WHAT THIS TASK INVOLVES
Reproduce all of the data word for word.

GIVEN ENTRIES
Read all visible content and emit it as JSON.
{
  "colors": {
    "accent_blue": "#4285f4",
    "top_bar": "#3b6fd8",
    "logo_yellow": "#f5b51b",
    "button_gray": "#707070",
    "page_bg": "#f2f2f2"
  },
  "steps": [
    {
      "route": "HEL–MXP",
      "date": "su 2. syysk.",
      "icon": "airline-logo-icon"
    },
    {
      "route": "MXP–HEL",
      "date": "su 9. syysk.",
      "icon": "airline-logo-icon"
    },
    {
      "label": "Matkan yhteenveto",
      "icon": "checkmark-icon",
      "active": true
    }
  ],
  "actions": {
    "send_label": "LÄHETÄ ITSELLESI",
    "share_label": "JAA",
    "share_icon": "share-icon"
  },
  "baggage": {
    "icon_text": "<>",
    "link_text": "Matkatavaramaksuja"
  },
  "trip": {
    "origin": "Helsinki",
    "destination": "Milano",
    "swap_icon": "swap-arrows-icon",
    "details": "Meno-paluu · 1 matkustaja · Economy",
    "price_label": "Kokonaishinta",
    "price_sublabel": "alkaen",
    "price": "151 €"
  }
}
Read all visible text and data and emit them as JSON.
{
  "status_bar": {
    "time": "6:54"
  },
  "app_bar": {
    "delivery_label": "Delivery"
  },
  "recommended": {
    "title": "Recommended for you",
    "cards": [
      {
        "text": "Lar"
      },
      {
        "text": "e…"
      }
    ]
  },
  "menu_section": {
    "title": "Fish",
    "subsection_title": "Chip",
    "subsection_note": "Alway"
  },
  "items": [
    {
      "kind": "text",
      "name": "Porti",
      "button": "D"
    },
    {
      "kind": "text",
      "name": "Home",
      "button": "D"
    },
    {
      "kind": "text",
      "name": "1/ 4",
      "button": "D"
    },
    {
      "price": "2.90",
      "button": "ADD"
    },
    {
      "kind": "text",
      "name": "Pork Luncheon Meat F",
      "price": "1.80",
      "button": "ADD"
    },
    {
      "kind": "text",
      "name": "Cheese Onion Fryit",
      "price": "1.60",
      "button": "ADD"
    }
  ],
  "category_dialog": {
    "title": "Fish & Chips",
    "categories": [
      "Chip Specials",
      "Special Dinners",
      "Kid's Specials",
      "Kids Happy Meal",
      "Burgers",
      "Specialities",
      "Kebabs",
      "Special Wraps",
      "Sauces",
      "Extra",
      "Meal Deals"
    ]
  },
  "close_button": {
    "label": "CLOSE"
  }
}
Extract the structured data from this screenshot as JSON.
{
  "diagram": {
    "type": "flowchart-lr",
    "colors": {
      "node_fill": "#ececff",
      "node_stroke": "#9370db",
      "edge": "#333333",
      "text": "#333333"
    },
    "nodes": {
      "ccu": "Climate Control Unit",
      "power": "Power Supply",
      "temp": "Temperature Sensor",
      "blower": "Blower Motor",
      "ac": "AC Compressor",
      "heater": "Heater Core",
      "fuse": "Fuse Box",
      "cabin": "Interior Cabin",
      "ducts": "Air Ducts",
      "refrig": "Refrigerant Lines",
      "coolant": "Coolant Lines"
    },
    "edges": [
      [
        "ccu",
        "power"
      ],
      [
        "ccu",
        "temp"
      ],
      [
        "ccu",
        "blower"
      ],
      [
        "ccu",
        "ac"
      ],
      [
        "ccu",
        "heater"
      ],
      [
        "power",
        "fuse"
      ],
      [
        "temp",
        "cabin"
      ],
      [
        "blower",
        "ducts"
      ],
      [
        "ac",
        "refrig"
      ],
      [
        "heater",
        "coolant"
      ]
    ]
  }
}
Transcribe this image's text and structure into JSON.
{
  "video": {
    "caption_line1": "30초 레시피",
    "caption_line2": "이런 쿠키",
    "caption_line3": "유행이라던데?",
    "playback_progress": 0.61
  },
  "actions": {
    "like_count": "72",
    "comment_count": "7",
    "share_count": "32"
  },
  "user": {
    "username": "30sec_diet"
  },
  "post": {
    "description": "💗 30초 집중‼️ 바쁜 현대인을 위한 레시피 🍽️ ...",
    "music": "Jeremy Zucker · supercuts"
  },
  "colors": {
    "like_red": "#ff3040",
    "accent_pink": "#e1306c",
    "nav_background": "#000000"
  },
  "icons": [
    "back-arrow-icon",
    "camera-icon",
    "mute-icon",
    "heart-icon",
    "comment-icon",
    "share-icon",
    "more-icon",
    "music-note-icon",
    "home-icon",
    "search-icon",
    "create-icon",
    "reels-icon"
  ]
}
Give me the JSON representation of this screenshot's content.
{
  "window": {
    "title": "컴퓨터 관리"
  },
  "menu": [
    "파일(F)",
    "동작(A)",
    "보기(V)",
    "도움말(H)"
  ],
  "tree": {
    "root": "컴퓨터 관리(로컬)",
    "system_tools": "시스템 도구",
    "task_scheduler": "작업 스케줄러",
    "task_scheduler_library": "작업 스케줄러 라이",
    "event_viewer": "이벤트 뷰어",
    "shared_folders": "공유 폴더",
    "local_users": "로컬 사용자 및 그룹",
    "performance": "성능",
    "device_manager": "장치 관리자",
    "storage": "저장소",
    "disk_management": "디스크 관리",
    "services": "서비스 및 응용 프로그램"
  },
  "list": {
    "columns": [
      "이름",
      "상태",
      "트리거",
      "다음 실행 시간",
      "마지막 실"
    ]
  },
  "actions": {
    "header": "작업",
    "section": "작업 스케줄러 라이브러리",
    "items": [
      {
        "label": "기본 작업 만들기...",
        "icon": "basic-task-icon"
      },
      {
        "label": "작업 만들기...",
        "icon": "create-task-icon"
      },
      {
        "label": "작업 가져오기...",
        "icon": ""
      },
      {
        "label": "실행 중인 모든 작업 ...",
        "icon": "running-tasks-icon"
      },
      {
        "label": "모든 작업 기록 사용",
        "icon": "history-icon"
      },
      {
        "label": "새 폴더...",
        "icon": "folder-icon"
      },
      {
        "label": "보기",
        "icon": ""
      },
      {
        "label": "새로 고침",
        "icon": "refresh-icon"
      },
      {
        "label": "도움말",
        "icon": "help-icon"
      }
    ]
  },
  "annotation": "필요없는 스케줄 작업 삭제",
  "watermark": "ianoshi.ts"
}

OUTPUT BELOW
Read all visible content and emit it as JSON.
{
  "colors": {
    "accent_blue": "#4285f4",
    "top_bar": "#3b6fd8",
    "logo_yellow": "#f5b51b",
    "button_gray": "#707070",
    "page_bg": "#f2f2f2"
  },
  "steps": [
    {
      "route": "HEL–MXP",
      "date": "su 2. syysk.",
      "icon": "airline-logo-icon"
    },
    {
      "route": "MXP–HEL",
      "date": "su 9. syysk.",
      "icon": "airline-logo-icon"
    },
    {
      "label": "Matkan yhteenveto",
      "icon": "checkmark-icon",
      "active": true
    }
  ],
  "actions": {
    "send_label": "LÄHETÄ ITSELLESI",
    "share_label": "JAA",
    "share_icon": "share-icon"
  },
  "baggage": {
    "icon_text": "<>",
    "link_text": "Matkatavaramaksuja"
  },
  "trip": {
    "origin": "Helsinki",
    "destination": "Milano",
    "swap_icon": "swap-arrows-icon",
    "details": "Meno-paluu · 1 matkustaja · Economy",
    "price_label": "Kokonaishinta",
    "price_sublabel": "alkaen",
    "price": "151 €"
  }
}
Read all visible text and data and emit them as JSON.
{
  "status_bar": {
    "time": "6:54"
  },
  "app_bar": {
    "delivery_label": "Delivery"
  },
  "recommended": {
    "title": "Recommended for you",
    "cards": [
      {
        "text": "Lar"
      },
      {
        "text": "e…"
      }
    ]
  },
  "menu_section": {
    "title": "Fish",
    "subsection_title": "Chip",
    "subsection_note": "Alway"
  },
  "items": [
    {
      "kind": "text",
      "name": "Porti",
      "button": "D"
    },
    {
      "kind": "text",
      "name": "Home",
      "button": "D"
    },
    {
      "kind": "text",
      "name": "1/ 4",
      "button": "D"
    },
    {
      "price": "2.90",
      "button": "ADD"
    },
    {
      "kind": "text",
      "name": "Pork Luncheon Meat F",
      "price": "1.80",
      "button": "ADD"
    },
    {
      "kind": "text",
      "name": "Cheese Onion Fryit",
      "price": "1.60",
      "button": "ADD"
    }
  ],
  "category_dialog": {
    "title": "Fish & Chips",
    "categories": [
      "Chip Specials",
      "Special Dinners",
      "Kid's Specials",
      "Kids Happy Meal",
      "Burgers",
      "Specialities",
      "Kebabs",
      "Special Wraps",
      "Sauces",
      "Extra",
      "Meal Deals"
    ]
  },
  "close_button": {
    "label": "CLOSE"
  }
}
Extract the structured data from this screenshot as JSON.
{
  "diagram": {
    "type": "flowchart-lr",
    "colors": {
      "node_fill": "#ececff",
      "node_stroke": "#9370db",
      "edge": "#333333",
      "text": "#333333"
    },
    "nodes": {
      "ccu": "Climate Control Unit",
      "power": "Power Supply",
      "temp": "Temperature Sensor",
      "blower": "Blower Motor",
      "ac": "AC Compressor",
      "heater": "Heater Core",
      "fuse": "Fuse Box",
      "cabin": "Interior Cabin",
      "ducts": "Air Ducts",
      "refrig": "Refrigerant Lines",
      "coolant": "Coolant Lines"
    },
    "edges": [
      [
        "ccu",
        "power"
      ],
      [
        "ccu",
        "temp"
      ],
      [
        "ccu",
        "blower"
      ],
      [
        "ccu",
        "ac"
      ],
      [
        "ccu",
        "heater"
      ],
      [
        "power",
        "fuse"
      ],
      [
        "temp",
        "cabin"
      ],
      [
        "blower",
        "ducts"
      ],
      [
        "ac",
        "refrig"
      ],
      [
        "heater",
        "coolant"
      ]
    ]
  }
}
Transcribe this image's text and structure into JSON.
{
  "video": {
    "caption_line1": "30초 레시피",
    "caption_line2": "이런 쿠키",
    "caption_line3": "유행이라던데?",
    "playback_progress": 0.61
  },
  "actions": {
    "like_count": "72",
    "comment_count": "7",
    "share_count": "32"
  },
  "user": {
    "username": "30sec_diet"
  },
  "post": {
    "description": "💗 30초 집중‼️ 바쁜 현대인을 위한 레시피 🍽️ ...",
    "music": "Jeremy Zucker · supercuts"
  },
  "colors": {
    "like_red": "#ff3040",
    "accent_pink": "#e1306c",
    "nav_background": "#000000"
  },
  "icons": [
    "back-arrow-icon",
    "camera-icon",
    "mute-icon",
    "heart-icon",
    "comment-icon",
    "share-icon",
    "more-icon",
    "music-note-icon",
    "home-icon",
    "search-icon",
    "create-icon",
    "reels-icon"
  ]
}
Give me the JSON representation of this screenshot's content.
{
  "window": {
    "title": "컴퓨터 관리"
  },
  "menu": [
    "파일(F)",
    "동작(A)",
    "보기(V)",
    "도움말(H)"
  ],
  "tree": {
    "root": "컴퓨터 관리(로컬)",
    "system_tools": "시스템 도구",
    "task_scheduler": "작업 스케줄러",
    "task_scheduler_library": "작업 스케줄러 라이",
    "event_viewer": "이벤트 뷰어",
    "shared_folders": "공유 폴더",
    "local_users": "로컬 사용자 및 그룹",
    "performance": "성능",
    "device_manager": "장치 관리자",
    "storage": "저장소",
    "disk_management": "디스크 관리",
    "services": "서비스 및 응용 프로그램"
  },
  "list": {
    "columns": [
      "이름",
      "상태",
      "트리거",
      "다음 실행 시간",
      "마지막 실"
    ]
  },
  "actions": {
    "header": "작업",
    "section": "작업 스케줄러 라이브러리",
    "items": [
      {
        "label": "기본 작업 만들기...",
        "icon": "basic-task-icon"
      },
      {
        "label": "작업 만들기...",
        "icon": "create-task-icon"
      },
      {
        "label": "작업 가져오기...",
        "icon": ""
      },
      {
        "label": "실행 중인 모든 작업 ...",
        "icon": "running-tasks-icon"
      },
      {
        "label": "모든 작업 기록 사용",
        "icon": "history-icon"
      },
      {
        "label": "새 폴더...",
        "icon": "folder-icon"
      },
      {
        "label": "보기",
        "icon": ""
      },
      {
        "label": "새로 고침",
        "icon": "refresh-icon"
      },
      {
        "label": "도움말",
        "icon": "help-icon"
      }
    ]
  },
  "annotation": "필요없는 스케줄 작업 삭제",
  "watermark": "ianoshi.ts"
}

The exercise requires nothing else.